(Raw records)
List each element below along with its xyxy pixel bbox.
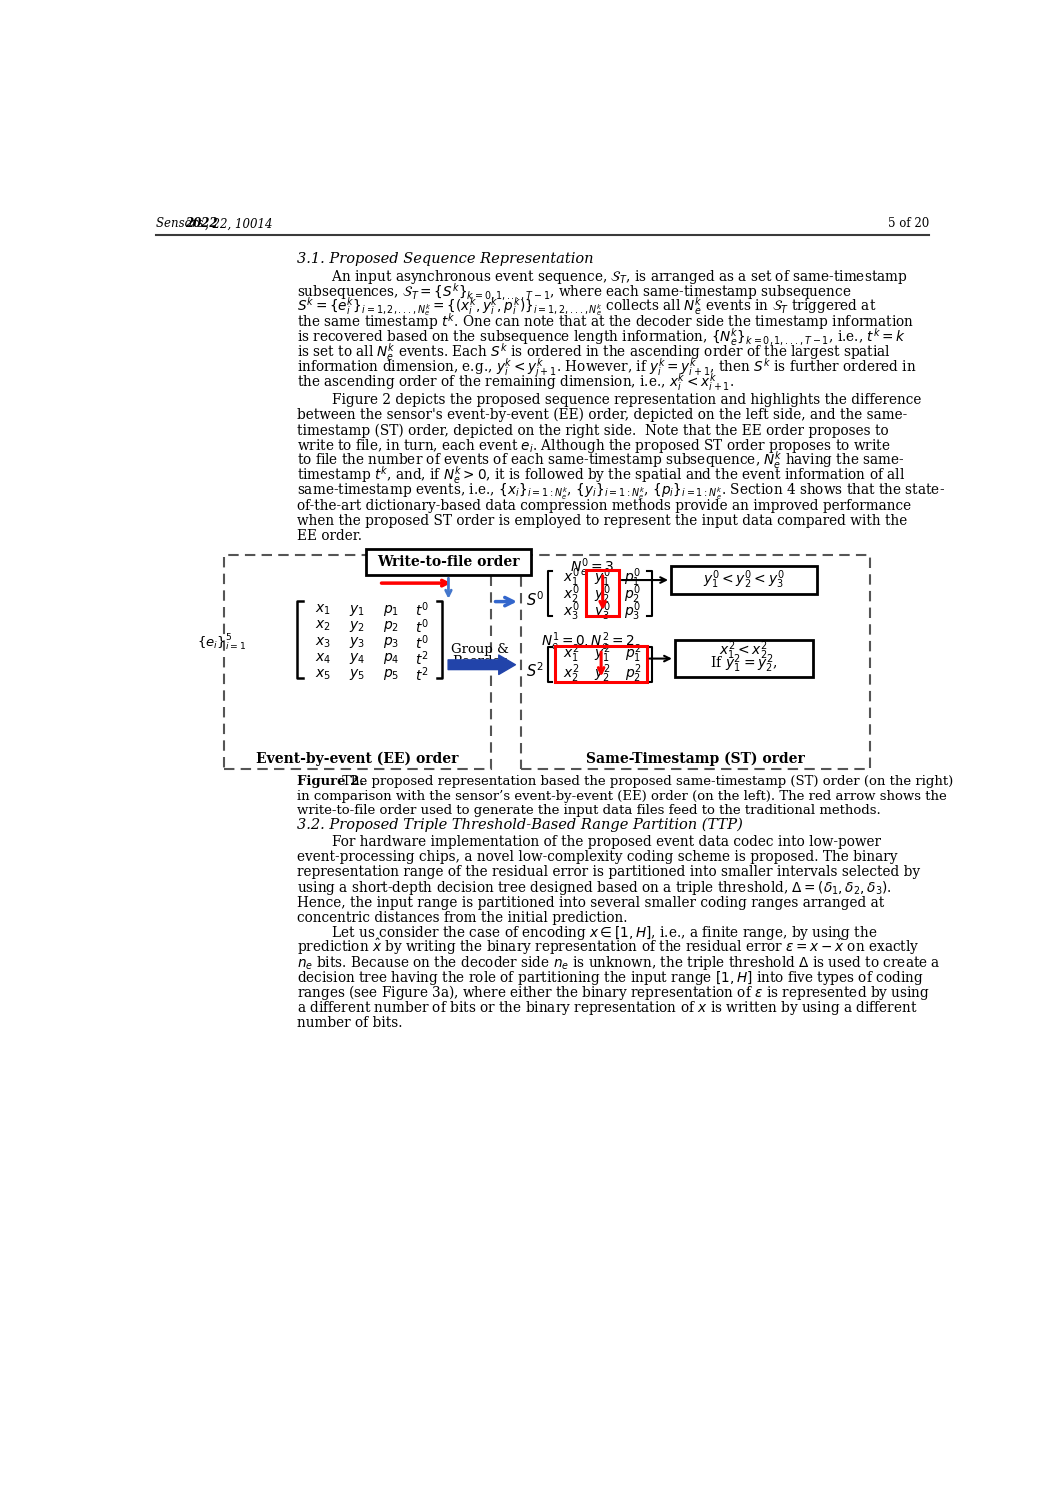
Text: the same timestamp $t^k$. One can note that at the decoder side the timestamp in: the same timestamp $t^k$. One can note t… (296, 311, 914, 332)
Text: $y_3^0$: $y_3^0$ (594, 600, 610, 623)
Text: 5 of 20: 5 of 20 (888, 217, 929, 231)
Text: $p_2^2$: $p_2^2$ (624, 662, 641, 684)
Bar (675, 641, 813, 677)
Text: $y_1^0 < y_2^0 < y_3^0$: $y_1^0 < y_2^0 < y_3^0$ (703, 569, 785, 591)
Text: concentric distances from the initial prediction.: concentric distances from the initial pr… (296, 910, 627, 925)
Text: Figure 2.: Figure 2. (296, 775, 364, 789)
Text: $p_2^0$: $p_2^0$ (624, 584, 641, 606)
Text: For hardware implementation of the proposed event data codec into low-power: For hardware implementation of the propo… (296, 835, 880, 849)
Text: $x_1^2 < x_2^2$: $x_1^2 < x_2^2$ (719, 639, 768, 662)
Text: $t^0$: $t^0$ (415, 633, 430, 651)
Text: $y_2$: $y_2$ (349, 618, 365, 633)
Text: information dimension, e.g., $y_i^k < y_{i+1}^k$. However, if $y_i^k = y_{i+1}^k: information dimension, e.g., $y_i^k < y_… (296, 356, 916, 377)
Text: $p_2$: $p_2$ (383, 618, 399, 633)
Text: If $y_1^2 = y_2^2$,: If $y_1^2 = y_2^2$, (710, 651, 778, 675)
Text: $t^0$: $t^0$ (415, 617, 430, 636)
Text: Figure 2 depicts the proposed sequence representation and highlights the differe: Figure 2 depicts the proposed sequence r… (296, 394, 920, 407)
Text: Group &: Group & (451, 642, 509, 656)
Text: of-the-art dictionary-based data compression methods provide an improved perform: of-the-art dictionary-based data compres… (296, 499, 911, 512)
Bar (223, 555, 491, 769)
Text: Sensors: Sensors (156, 217, 206, 231)
Text: 3.1. Proposed Sequence Representation: 3.1. Proposed Sequence Representation (296, 251, 594, 266)
Text: $x_1^2$: $x_1^2$ (563, 642, 579, 665)
Text: Same-Timestamp (ST) order: Same-Timestamp (ST) order (586, 751, 805, 766)
Text: $p_4$: $p_4$ (383, 651, 399, 666)
FancyArrowPatch shape (449, 656, 515, 675)
Text: $x_4$: $x_4$ (315, 651, 331, 666)
Text: timestamp $t^k$, and, if $N_e^k > 0$, it is followed by the spatial and the even: timestamp $t^k$, and, if $N_e^k > 0$, it… (296, 464, 905, 487)
Bar (671, 566, 817, 594)
Text: $p_3^0$: $p_3^0$ (624, 600, 641, 623)
Text: decision tree having the role of partitioning the input range $[1, H]$ into five: decision tree having the role of partiti… (296, 970, 923, 988)
Text: $x_1^0$: $x_1^0$ (563, 566, 580, 588)
Text: $p_1^2$: $p_1^2$ (624, 642, 641, 665)
Text: $y_5$: $y_5$ (349, 668, 365, 683)
Text: $x_5$: $x_5$ (315, 668, 331, 683)
Text: An input asynchronous event sequence, $\mathcal{S}_T$, is arranged as a set of s: An input asynchronous event sequence, $\… (296, 268, 908, 286)
Text: $t^2$: $t^2$ (416, 666, 428, 684)
Text: the ascending order of the remaining dimension, i.e., $x_i^k < x_{i+1}^k$.: the ascending order of the remaining dim… (296, 371, 734, 392)
Text: $y_1$: $y_1$ (349, 603, 365, 618)
Text: $y_2^0$: $y_2^0$ (594, 584, 610, 606)
Text: prediction $\hat{x}$ by writing the binary representation of the residual error : prediction $\hat{x}$ by writing the bina… (296, 937, 919, 958)
Text: $x_2^2$: $x_2^2$ (563, 662, 579, 684)
Text: $x_2^0$: $x_2^0$ (563, 584, 580, 606)
Text: is recovered based on the subsequence length information, $\{N_e^k\}_{k=0,1,...,: is recovered based on the subsequence le… (296, 326, 906, 347)
Text: $p_3$: $p_3$ (383, 635, 399, 650)
Text: , 22, 10014: , 22, 10014 (205, 217, 273, 231)
FancyArrowPatch shape (495, 597, 513, 606)
Text: $y_1^2$: $y_1^2$ (594, 642, 610, 665)
Text: Event-by-event (EE) order: Event-by-event (EE) order (256, 751, 458, 766)
Text: $y_1^0$: $y_1^0$ (594, 566, 610, 588)
Text: same-timestamp events, i.e., $\{x_i\}_{i=1:N_e^k}$, $\{y_i\}_{i=1:N_e^k}$, $\{p_: same-timestamp events, i.e., $\{x_i\}_{i… (296, 482, 945, 501)
Text: timestamp (ST) order, depicted on the right side.  Note that the EE order propos: timestamp (ST) order, depicted on the ri… (296, 424, 888, 437)
Text: $S^0$: $S^0$ (526, 590, 545, 609)
Text: $y_2^2$: $y_2^2$ (594, 662, 610, 684)
Text: $x_3^0$: $x_3^0$ (563, 600, 580, 623)
Text: $S^2$: $S^2$ (526, 662, 544, 680)
Text: in comparison with the sensor’s event-by-event (EE) order (on the left). The red: in comparison with the sensor’s event-by… (296, 789, 946, 802)
Text: EE order.: EE order. (296, 528, 362, 542)
Text: number of bits.: number of bits. (296, 1016, 402, 1030)
Text: a different number of bits or the binary representation of $x$ is written by usi: a different number of bits or the binary… (296, 1000, 917, 1018)
Bar (586, 570, 619, 617)
Text: write to file, in turn, each event $e_i$. Although the proposed ST order propose: write to file, in turn, each event $e_i$… (296, 437, 890, 455)
Text: is set to all $N_e^k$ events. Each $S^k$ is ordered in the ascending order of th: is set to all $N_e^k$ events. Each $S^k$… (296, 341, 891, 362)
Text: ranges (see Figure 3a), where either the binary representation of $\epsilon$ is : ranges (see Figure 3a), where either the… (296, 984, 930, 1003)
Text: using a short-depth decision tree designed based on a triple threshold, $\Delta : using a short-depth decision tree design… (296, 879, 892, 897)
Text: write-to-file order used to generate the input data files feed to the traditiona: write-to-file order used to generate the… (296, 804, 880, 817)
Bar (522, 555, 870, 769)
Bar (555, 647, 646, 683)
Text: 2022: 2022 (185, 217, 218, 231)
Text: $p_5$: $p_5$ (383, 668, 399, 683)
Text: The proposed representation based the proposed same-timestamp (ST) order (on the: The proposed representation based the pr… (338, 775, 953, 789)
Text: $p_1^0$: $p_1^0$ (624, 566, 641, 588)
Text: $y_3$: $y_3$ (349, 635, 365, 650)
Text: between the sensor's event-by-event (EE) order, depicted on the left side, and t: between the sensor's event-by-event (EE)… (296, 409, 907, 422)
Text: $S^k = \{e_i^k\}_{i=1,2,...,N_e^k} = \{(x_i^k, y_i^k, p_i^k)\}_{i=1,2,...,N_e^k}: $S^k = \{e_i^k\}_{i=1,2,...,N_e^k} = \{(… (296, 296, 876, 319)
Text: Let us consider the case of encoding $x \in [1, H]$, i.e., a finite range, by us: Let us consider the case of encoding $x … (296, 924, 877, 942)
Text: $t^0$: $t^0$ (415, 600, 430, 620)
Text: when the proposed ST order is employed to represent the input data compared with: when the proposed ST order is employed t… (296, 513, 907, 527)
Text: $p_1$: $p_1$ (383, 603, 399, 618)
Text: $y_4$: $y_4$ (349, 651, 365, 666)
Text: representation range of the residual error is partitioned into smaller intervals: representation range of the residual err… (296, 865, 919, 880)
Text: 3.2. Proposed Triple Threshold-Based Range Partition (TTP): 3.2. Proposed Triple Threshold-Based Ran… (296, 817, 743, 832)
Text: $x_1$: $x_1$ (315, 603, 331, 617)
Text: Write-to-file order: Write-to-file order (378, 555, 519, 569)
Text: $n_e$ bits. Because on the decoder side $n_e$ is unknown, the triple threshold $: $n_e$ bits. Because on the decoder side … (296, 955, 941, 973)
Text: Reorder: Reorder (452, 656, 507, 668)
Text: $\{e_i\}_{i=1}^5$: $\{e_i\}_{i=1}^5$ (197, 632, 247, 653)
Text: to file the number of events of each same-timestamp subsequence, $N_e^k$ having : to file the number of events of each sam… (296, 449, 905, 472)
Text: $N_e^0 = 3$: $N_e^0 = 3$ (570, 557, 615, 579)
Text: $x_2$: $x_2$ (315, 620, 331, 633)
Text: subsequences, $\mathcal{S}_T = \{S^k\}_{k=0,1,...,T-1}$, where each same-timesta: subsequences, $\mathcal{S}_T = \{S^k\}_{… (296, 281, 851, 302)
Text: $N_e^1 = 0, N_e^2 = 2$: $N_e^1 = 0, N_e^2 = 2$ (542, 630, 635, 653)
Text: event-processing chips, a novel low-complexity coding scheme is proposed. The bi: event-processing chips, a novel low-comp… (296, 850, 897, 864)
Text: $t^2$: $t^2$ (416, 650, 428, 668)
Bar (366, 549, 531, 575)
Text: Hence, the input range is partitioned into several smaller coding ranges arrange: Hence, the input range is partitioned in… (296, 895, 883, 910)
Text: $x_3$: $x_3$ (315, 635, 331, 650)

## Task directions:
In the data, swap "Figure 2" for "Fig. 2" on the lines from the one holding "Text: the same" through the one holding "Text: 3.1. Proposed", inclusive. Give back only those lines, with nothing else changed.

## Task answer:
Text: the same timestamp $t^k$. One can note that at the decoder side the timestamp in: the same timestamp $t^k$. One can note t… (296, 311, 914, 332)
Text: $y_3^0$: $y_3^0$ (594, 600, 610, 623)
Text: 5 of 20: 5 of 20 (888, 217, 929, 231)
Text: $p_2^2$: $p_2^2$ (624, 662, 641, 684)
Bar (675, 641, 813, 677)
Text: $y_1^0 < y_2^0 < y_3^0$: $y_1^0 < y_2^0 < y_3^0$ (703, 569, 785, 591)
Text: concentric distances from the initial prediction.: concentric distances from the initial pr… (296, 910, 627, 925)
Text: Fig. 2.: Fig. 2. (296, 775, 364, 789)
Text: $p_2^0$: $p_2^0$ (624, 584, 641, 606)
Text: For hardware implementation of the proposed event data codec into low-power: For hardware implementation of the propo… (296, 835, 880, 849)
Text: $x_1^2 < x_2^2$: $x_1^2 < x_2^2$ (719, 639, 768, 662)
Text: $t^0$: $t^0$ (415, 633, 430, 651)
Text: $y_2$: $y_2$ (349, 618, 365, 633)
Text: information dimension, e.g., $y_i^k < y_{i+1}^k$. However, if $y_i^k = y_{i+1}^k: information dimension, e.g., $y_i^k < y_… (296, 356, 916, 377)
Text: $p_2$: $p_2$ (383, 618, 399, 633)
Text: If $y_1^2 = y_2^2$,: If $y_1^2 = y_2^2$, (710, 651, 778, 675)
Text: $t^0$: $t^0$ (415, 617, 430, 636)
Text: Fig. 2 depicts the proposed sequence representation and highlights the differe: Fig. 2 depicts the proposed sequence r… (296, 394, 920, 407)
Text: Group &: Group & (451, 642, 509, 656)
Text: of-the-art dictionary-based data compression methods provide an improved perform: of-the-art dictionary-based data compres… (296, 499, 911, 512)
Bar (223, 555, 491, 769)
Text: Sensors: Sensors (156, 217, 206, 231)
Text: 3.1. Proposed Sequence Representation: 3.1. Proposed Sequence Representation (296, 251, 594, 266)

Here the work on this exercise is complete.